→ **What is required**:
Look for the word "xlabel" in the entries below, then copy every line that has it.

Items from a figure collection

========================================================================

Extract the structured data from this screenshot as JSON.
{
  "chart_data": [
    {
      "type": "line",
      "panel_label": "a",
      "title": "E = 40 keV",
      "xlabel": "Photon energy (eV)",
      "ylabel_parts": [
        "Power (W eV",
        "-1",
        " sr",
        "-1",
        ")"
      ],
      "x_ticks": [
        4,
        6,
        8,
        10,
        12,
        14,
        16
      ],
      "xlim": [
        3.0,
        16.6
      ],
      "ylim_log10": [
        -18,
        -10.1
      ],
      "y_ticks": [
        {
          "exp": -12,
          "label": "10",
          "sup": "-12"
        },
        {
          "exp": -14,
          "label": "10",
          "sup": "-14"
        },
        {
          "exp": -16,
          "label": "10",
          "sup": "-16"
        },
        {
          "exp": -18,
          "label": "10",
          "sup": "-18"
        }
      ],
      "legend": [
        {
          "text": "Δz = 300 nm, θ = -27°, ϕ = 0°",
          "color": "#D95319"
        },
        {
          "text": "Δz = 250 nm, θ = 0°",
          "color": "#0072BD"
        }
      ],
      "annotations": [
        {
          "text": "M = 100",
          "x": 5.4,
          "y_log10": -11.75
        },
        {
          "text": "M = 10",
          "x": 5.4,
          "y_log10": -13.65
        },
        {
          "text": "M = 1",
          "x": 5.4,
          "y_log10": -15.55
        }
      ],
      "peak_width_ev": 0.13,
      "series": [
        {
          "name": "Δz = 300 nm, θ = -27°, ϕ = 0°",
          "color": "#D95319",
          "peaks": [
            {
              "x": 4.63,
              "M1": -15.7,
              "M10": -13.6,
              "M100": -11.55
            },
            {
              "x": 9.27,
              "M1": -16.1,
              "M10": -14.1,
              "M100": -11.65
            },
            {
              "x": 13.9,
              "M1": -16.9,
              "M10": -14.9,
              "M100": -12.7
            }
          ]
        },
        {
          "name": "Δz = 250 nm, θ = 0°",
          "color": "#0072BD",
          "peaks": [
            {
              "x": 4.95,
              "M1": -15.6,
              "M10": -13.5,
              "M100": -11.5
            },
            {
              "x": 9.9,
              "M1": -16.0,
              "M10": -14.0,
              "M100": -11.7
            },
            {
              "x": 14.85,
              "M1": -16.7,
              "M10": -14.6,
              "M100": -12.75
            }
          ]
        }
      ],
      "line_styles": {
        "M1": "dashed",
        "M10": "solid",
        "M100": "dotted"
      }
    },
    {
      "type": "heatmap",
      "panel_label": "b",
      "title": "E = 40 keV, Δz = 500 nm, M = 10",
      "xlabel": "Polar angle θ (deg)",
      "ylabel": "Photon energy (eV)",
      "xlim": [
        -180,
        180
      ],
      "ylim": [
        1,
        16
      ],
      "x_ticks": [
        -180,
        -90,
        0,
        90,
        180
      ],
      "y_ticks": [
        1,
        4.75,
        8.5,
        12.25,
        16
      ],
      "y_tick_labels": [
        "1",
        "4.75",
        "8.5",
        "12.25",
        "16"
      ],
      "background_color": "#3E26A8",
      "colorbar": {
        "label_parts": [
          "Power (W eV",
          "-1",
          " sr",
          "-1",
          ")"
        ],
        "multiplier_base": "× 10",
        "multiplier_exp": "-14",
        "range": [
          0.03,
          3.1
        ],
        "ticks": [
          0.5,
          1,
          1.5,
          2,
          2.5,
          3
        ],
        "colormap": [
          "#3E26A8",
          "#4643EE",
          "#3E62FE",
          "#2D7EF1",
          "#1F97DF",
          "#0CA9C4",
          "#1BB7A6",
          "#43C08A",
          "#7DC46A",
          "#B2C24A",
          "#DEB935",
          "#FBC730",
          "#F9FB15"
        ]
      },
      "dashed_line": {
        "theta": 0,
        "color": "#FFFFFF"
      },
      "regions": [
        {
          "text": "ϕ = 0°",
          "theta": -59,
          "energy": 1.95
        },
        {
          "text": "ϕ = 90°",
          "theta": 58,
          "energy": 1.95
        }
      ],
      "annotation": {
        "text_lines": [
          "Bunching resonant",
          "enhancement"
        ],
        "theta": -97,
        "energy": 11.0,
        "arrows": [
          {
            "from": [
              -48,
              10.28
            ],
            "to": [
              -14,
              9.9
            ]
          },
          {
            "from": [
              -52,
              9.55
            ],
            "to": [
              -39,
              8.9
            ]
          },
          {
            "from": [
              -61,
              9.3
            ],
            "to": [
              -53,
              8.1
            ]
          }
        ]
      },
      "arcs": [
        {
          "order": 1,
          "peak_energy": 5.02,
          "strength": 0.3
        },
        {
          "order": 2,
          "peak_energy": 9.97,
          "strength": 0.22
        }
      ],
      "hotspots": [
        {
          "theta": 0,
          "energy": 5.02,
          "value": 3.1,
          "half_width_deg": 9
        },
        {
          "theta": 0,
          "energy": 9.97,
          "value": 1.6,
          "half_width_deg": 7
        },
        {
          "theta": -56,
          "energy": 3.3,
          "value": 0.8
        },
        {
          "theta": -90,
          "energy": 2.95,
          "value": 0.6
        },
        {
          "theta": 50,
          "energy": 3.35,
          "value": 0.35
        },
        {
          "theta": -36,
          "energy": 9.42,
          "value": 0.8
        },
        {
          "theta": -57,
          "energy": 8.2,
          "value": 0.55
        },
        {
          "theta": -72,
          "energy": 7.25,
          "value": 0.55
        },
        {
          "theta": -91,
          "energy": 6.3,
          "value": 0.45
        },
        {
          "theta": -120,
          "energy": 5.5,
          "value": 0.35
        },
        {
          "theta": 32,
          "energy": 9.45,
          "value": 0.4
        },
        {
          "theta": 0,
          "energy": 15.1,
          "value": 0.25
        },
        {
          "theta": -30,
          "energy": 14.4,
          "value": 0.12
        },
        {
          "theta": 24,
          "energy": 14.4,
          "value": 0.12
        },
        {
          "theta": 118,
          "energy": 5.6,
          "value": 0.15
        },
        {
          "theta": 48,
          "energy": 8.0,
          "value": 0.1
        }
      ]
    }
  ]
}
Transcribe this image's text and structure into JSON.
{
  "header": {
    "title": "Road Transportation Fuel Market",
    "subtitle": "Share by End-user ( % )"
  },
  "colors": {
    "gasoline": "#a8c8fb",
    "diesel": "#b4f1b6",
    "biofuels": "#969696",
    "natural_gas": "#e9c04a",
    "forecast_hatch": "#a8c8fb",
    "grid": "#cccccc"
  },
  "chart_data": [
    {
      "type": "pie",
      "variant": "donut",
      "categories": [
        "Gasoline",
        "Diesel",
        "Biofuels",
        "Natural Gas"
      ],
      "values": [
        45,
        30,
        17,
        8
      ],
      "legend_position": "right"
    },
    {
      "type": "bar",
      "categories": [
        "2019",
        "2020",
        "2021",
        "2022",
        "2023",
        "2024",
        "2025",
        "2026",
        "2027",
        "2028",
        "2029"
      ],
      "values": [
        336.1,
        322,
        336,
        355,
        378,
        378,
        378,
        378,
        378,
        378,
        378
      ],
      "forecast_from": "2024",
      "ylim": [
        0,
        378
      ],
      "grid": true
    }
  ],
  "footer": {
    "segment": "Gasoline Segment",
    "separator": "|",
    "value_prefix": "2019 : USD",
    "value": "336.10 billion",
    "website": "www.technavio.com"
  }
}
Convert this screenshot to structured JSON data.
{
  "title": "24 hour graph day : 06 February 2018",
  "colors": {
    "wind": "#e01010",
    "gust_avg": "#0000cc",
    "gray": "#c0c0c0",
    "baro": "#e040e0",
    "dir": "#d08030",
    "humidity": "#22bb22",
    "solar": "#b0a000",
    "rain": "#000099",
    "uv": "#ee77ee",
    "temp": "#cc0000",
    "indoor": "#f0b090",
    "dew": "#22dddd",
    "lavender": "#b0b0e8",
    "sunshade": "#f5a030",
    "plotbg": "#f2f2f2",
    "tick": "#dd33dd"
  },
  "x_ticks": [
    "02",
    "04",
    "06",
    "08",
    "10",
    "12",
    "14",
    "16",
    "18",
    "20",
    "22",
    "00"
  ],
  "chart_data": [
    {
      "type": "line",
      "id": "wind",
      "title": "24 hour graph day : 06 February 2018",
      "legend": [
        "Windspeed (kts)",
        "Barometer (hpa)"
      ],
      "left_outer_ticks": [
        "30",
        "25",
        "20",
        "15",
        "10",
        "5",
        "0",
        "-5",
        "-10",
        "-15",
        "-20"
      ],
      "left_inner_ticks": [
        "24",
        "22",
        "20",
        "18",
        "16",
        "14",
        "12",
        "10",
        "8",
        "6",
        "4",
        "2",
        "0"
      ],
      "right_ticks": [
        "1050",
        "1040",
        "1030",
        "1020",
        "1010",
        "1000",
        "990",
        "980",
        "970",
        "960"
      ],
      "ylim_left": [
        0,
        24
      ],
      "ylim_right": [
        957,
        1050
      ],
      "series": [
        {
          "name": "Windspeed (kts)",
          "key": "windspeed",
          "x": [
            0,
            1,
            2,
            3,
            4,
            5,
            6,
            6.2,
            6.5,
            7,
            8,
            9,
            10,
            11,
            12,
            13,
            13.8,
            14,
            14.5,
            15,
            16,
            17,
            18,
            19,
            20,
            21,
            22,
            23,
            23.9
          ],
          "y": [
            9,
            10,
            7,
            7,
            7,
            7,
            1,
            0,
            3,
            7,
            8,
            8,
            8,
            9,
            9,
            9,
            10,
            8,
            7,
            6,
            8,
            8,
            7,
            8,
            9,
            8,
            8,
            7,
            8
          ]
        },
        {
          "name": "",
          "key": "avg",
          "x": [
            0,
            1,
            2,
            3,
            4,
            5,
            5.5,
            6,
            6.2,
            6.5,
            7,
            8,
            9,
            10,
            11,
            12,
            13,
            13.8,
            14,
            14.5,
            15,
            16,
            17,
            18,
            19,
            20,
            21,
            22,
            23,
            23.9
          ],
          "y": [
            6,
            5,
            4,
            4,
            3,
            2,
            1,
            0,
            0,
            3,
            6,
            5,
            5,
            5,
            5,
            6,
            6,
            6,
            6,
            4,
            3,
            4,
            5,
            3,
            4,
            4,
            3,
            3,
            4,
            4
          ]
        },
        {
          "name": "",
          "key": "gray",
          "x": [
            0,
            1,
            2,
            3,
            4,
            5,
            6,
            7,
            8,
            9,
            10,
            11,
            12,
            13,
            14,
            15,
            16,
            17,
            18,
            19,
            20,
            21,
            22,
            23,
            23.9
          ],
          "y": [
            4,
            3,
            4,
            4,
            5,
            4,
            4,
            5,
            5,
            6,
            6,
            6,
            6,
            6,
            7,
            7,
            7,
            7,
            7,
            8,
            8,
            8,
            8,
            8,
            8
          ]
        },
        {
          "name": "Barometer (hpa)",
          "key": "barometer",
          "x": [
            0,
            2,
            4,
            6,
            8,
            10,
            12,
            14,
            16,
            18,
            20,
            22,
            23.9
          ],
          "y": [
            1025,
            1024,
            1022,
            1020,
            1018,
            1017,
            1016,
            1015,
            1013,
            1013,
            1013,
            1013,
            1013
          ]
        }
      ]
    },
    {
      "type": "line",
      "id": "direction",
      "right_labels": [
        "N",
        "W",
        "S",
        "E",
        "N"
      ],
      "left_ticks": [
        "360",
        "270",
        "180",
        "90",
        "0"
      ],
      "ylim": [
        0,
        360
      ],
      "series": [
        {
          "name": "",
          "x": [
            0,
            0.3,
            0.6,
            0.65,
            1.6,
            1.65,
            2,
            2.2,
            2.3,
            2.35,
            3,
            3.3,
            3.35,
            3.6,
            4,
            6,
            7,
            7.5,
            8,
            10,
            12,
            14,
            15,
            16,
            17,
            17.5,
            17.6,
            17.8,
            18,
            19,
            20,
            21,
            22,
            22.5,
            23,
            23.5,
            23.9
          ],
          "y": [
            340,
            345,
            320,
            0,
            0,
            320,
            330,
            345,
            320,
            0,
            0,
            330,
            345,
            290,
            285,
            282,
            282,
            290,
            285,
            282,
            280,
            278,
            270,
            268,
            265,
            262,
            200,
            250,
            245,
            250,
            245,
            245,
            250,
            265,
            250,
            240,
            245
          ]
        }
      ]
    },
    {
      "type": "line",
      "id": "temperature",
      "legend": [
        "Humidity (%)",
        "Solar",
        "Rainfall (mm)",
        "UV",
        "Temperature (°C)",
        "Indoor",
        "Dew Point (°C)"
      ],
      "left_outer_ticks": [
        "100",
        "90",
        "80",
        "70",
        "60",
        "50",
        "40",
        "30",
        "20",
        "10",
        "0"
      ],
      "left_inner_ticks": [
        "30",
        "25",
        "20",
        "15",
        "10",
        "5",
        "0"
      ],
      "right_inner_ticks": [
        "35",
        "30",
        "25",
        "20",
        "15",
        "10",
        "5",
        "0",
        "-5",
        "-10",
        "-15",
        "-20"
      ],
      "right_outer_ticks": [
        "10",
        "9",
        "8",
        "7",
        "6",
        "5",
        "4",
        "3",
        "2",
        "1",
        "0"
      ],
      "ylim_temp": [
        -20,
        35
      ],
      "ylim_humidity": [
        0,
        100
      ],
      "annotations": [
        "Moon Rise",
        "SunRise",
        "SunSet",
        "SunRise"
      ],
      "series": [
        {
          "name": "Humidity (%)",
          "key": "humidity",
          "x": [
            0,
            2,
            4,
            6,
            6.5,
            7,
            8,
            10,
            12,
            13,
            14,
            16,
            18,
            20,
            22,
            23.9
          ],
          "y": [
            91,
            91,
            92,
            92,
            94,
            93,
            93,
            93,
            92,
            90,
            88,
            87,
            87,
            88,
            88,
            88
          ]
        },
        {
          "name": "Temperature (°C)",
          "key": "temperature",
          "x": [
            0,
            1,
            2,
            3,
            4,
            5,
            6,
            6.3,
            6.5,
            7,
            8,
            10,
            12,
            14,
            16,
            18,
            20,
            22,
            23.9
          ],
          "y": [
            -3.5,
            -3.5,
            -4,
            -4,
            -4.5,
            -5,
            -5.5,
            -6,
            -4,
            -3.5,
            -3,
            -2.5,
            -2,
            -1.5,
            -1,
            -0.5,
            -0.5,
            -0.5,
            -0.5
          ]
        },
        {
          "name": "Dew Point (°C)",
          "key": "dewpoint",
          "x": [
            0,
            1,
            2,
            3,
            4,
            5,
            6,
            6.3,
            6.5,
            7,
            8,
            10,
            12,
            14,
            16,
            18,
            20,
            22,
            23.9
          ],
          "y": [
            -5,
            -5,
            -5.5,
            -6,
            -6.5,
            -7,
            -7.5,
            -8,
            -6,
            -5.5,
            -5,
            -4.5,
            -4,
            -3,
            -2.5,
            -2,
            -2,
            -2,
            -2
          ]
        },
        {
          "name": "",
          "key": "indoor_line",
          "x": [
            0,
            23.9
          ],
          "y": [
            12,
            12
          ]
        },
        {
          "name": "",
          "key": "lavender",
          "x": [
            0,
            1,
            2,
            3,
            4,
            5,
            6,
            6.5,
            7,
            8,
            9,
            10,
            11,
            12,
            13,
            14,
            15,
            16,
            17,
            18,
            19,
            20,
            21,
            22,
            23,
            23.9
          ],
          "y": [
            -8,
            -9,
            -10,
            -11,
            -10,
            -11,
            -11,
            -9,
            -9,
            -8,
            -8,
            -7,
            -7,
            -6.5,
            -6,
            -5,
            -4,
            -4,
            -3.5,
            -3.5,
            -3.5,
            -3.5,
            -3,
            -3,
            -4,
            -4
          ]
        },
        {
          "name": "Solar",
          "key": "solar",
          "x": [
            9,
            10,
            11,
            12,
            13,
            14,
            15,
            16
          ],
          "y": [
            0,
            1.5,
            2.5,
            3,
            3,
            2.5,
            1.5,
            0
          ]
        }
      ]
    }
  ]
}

========================================================================

→ **Solution for this exercise**:
      "xlabel": "Photon energy (eV)",
      "xlabel": "Polar angle θ (deg)",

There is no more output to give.